> [Exercise details] Report only how many lines hold the word "dust".

[Records that describe figures]

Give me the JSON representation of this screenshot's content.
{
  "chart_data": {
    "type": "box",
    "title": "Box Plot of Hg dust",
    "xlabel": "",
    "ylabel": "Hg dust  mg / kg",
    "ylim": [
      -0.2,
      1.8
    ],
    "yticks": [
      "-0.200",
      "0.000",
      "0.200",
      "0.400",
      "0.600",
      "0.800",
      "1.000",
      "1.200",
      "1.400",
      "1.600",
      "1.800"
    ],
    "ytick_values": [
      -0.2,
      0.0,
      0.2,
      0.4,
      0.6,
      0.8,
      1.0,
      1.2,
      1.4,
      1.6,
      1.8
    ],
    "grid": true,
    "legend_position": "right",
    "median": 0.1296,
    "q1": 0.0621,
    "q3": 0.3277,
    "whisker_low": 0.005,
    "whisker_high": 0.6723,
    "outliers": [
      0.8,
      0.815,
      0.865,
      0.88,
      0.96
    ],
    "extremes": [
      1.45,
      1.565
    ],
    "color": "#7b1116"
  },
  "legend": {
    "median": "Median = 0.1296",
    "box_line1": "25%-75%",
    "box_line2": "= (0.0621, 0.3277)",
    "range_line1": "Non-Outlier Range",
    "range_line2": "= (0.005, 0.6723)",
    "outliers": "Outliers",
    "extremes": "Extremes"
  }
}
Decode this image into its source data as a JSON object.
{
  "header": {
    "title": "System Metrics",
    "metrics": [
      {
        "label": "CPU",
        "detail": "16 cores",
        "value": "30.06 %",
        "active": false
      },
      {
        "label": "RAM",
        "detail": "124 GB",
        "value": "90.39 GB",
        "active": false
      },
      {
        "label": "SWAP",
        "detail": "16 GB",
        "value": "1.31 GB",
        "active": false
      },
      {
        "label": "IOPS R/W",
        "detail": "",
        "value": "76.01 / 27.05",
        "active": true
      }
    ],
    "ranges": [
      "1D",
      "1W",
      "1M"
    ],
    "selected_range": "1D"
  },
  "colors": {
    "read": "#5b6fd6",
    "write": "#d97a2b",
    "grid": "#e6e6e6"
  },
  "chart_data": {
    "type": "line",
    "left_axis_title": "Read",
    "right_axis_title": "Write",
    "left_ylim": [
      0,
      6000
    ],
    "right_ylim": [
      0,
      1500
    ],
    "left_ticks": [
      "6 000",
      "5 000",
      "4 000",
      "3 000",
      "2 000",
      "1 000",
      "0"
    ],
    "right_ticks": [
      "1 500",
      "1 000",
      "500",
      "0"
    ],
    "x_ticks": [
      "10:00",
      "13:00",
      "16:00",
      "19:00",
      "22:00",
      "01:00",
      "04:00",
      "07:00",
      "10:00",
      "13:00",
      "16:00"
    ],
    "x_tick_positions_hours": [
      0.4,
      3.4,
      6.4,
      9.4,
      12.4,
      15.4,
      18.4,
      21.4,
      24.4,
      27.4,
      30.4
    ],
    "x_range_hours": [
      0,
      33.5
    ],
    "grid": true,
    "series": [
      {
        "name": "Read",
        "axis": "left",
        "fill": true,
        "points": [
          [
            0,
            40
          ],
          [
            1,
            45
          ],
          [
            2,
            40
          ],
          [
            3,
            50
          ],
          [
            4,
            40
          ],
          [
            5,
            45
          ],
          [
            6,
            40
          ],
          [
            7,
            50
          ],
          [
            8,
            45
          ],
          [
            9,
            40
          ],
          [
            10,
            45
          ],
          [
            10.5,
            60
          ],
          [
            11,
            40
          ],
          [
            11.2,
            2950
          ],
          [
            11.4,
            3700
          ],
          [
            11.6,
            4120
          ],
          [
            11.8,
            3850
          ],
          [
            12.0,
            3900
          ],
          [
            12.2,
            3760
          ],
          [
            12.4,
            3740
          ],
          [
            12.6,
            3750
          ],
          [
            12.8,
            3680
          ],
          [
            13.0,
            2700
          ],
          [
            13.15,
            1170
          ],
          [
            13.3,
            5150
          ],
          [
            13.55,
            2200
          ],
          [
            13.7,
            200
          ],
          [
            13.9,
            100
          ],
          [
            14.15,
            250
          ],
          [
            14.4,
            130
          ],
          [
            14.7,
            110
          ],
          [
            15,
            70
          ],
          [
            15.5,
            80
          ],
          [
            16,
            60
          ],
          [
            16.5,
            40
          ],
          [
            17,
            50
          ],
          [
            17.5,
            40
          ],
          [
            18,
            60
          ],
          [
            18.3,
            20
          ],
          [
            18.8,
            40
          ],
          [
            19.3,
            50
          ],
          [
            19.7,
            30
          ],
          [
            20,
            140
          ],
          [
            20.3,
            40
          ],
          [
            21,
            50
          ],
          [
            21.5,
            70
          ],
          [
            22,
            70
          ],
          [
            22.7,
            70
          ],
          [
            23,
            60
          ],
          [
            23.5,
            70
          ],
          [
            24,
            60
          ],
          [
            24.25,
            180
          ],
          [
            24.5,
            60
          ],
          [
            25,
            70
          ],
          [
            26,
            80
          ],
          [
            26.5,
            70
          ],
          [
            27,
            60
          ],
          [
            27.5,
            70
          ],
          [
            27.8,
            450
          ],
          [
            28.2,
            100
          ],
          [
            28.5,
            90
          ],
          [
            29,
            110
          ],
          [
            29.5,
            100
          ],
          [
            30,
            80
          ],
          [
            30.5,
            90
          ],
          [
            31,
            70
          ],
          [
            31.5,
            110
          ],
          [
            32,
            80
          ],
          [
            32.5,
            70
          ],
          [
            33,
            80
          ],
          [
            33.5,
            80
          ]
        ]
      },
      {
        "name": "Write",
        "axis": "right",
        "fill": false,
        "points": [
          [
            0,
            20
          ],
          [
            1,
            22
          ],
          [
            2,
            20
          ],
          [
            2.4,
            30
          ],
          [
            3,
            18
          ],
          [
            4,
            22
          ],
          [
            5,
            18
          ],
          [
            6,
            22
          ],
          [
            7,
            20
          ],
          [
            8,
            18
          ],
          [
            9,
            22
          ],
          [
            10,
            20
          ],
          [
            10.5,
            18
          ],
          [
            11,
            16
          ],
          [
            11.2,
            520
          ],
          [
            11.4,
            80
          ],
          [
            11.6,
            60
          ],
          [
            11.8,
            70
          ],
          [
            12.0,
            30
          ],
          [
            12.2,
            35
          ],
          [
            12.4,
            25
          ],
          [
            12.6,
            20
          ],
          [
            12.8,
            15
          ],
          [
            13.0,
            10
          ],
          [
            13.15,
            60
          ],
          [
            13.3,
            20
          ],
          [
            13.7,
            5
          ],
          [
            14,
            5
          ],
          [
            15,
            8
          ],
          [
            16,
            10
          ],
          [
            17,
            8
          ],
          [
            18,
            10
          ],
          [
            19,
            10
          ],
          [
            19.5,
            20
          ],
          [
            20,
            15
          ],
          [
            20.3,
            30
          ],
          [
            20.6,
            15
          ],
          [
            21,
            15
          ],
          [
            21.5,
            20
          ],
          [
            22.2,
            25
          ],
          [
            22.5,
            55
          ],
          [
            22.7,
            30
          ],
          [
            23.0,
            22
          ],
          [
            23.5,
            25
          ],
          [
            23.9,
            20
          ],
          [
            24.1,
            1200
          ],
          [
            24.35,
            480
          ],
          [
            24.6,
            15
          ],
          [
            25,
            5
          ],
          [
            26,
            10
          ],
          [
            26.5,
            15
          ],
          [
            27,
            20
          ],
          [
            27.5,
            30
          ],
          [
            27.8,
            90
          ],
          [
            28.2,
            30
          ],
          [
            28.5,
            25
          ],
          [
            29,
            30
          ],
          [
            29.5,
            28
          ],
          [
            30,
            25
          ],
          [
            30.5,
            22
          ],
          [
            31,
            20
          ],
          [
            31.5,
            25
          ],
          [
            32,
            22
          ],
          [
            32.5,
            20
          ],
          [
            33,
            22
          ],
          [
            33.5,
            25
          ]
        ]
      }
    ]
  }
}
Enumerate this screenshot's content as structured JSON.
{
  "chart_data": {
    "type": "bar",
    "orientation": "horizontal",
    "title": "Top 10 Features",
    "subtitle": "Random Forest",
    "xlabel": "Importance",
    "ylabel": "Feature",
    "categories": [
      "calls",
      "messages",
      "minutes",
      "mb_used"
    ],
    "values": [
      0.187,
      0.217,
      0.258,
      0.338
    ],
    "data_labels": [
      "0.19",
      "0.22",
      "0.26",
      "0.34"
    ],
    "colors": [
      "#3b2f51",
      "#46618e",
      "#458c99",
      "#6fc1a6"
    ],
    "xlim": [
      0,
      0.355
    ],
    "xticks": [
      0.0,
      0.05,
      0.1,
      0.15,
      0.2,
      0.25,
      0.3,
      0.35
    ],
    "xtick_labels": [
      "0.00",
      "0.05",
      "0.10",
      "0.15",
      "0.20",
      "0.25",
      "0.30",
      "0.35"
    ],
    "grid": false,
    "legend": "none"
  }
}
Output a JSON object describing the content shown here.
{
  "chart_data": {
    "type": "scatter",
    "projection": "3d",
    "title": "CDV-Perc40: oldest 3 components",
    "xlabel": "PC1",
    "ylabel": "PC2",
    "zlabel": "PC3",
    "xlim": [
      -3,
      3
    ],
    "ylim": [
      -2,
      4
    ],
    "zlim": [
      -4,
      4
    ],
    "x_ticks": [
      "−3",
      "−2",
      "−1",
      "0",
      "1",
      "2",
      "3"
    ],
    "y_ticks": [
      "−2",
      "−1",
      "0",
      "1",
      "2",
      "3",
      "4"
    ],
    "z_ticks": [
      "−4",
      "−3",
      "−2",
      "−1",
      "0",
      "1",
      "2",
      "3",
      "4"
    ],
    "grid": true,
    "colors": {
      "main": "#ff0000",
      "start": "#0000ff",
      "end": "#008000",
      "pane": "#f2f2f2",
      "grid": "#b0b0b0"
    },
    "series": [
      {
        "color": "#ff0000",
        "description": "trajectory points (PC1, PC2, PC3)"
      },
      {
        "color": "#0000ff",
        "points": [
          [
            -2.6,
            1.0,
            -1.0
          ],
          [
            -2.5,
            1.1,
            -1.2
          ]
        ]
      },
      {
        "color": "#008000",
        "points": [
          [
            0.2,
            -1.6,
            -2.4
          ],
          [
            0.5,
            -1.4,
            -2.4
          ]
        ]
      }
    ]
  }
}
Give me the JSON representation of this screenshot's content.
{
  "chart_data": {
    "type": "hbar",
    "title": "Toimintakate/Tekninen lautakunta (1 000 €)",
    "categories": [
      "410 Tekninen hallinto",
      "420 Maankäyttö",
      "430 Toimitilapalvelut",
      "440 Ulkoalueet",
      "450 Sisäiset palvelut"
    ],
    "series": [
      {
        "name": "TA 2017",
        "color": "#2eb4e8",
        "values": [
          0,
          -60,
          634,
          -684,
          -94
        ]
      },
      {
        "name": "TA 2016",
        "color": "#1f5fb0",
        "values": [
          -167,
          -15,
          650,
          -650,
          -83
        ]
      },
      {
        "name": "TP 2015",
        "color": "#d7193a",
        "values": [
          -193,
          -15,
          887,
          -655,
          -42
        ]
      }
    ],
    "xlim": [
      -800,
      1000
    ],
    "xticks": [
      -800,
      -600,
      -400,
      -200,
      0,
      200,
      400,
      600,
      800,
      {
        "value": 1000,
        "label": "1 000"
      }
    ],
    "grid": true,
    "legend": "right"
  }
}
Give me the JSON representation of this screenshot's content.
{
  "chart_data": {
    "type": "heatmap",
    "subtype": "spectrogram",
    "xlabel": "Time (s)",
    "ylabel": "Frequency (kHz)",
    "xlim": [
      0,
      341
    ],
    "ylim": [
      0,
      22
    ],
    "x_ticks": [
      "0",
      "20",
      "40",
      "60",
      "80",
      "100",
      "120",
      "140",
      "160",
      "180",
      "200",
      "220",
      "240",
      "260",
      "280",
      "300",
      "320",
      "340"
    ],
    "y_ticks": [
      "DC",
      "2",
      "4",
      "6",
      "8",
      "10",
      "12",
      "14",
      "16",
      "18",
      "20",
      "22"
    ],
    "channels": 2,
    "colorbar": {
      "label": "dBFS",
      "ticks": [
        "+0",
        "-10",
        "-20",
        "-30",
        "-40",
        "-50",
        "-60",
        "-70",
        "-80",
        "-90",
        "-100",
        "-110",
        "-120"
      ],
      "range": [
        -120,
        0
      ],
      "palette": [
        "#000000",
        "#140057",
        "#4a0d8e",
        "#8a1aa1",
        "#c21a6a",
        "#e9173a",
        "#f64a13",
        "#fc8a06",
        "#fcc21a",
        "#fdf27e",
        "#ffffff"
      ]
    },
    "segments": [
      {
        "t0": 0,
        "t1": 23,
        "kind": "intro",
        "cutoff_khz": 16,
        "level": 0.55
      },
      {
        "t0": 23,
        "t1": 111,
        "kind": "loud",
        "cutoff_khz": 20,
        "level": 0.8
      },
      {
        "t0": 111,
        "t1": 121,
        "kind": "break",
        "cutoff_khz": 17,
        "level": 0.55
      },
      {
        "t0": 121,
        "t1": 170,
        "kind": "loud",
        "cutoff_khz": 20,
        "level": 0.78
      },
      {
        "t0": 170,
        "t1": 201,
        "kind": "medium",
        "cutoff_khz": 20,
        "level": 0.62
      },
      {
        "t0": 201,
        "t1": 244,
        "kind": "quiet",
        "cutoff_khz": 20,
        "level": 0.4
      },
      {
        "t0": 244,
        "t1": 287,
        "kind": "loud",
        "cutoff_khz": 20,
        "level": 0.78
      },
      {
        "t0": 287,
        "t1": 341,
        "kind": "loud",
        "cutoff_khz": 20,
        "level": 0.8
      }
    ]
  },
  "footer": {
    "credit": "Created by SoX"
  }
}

> [In response] 2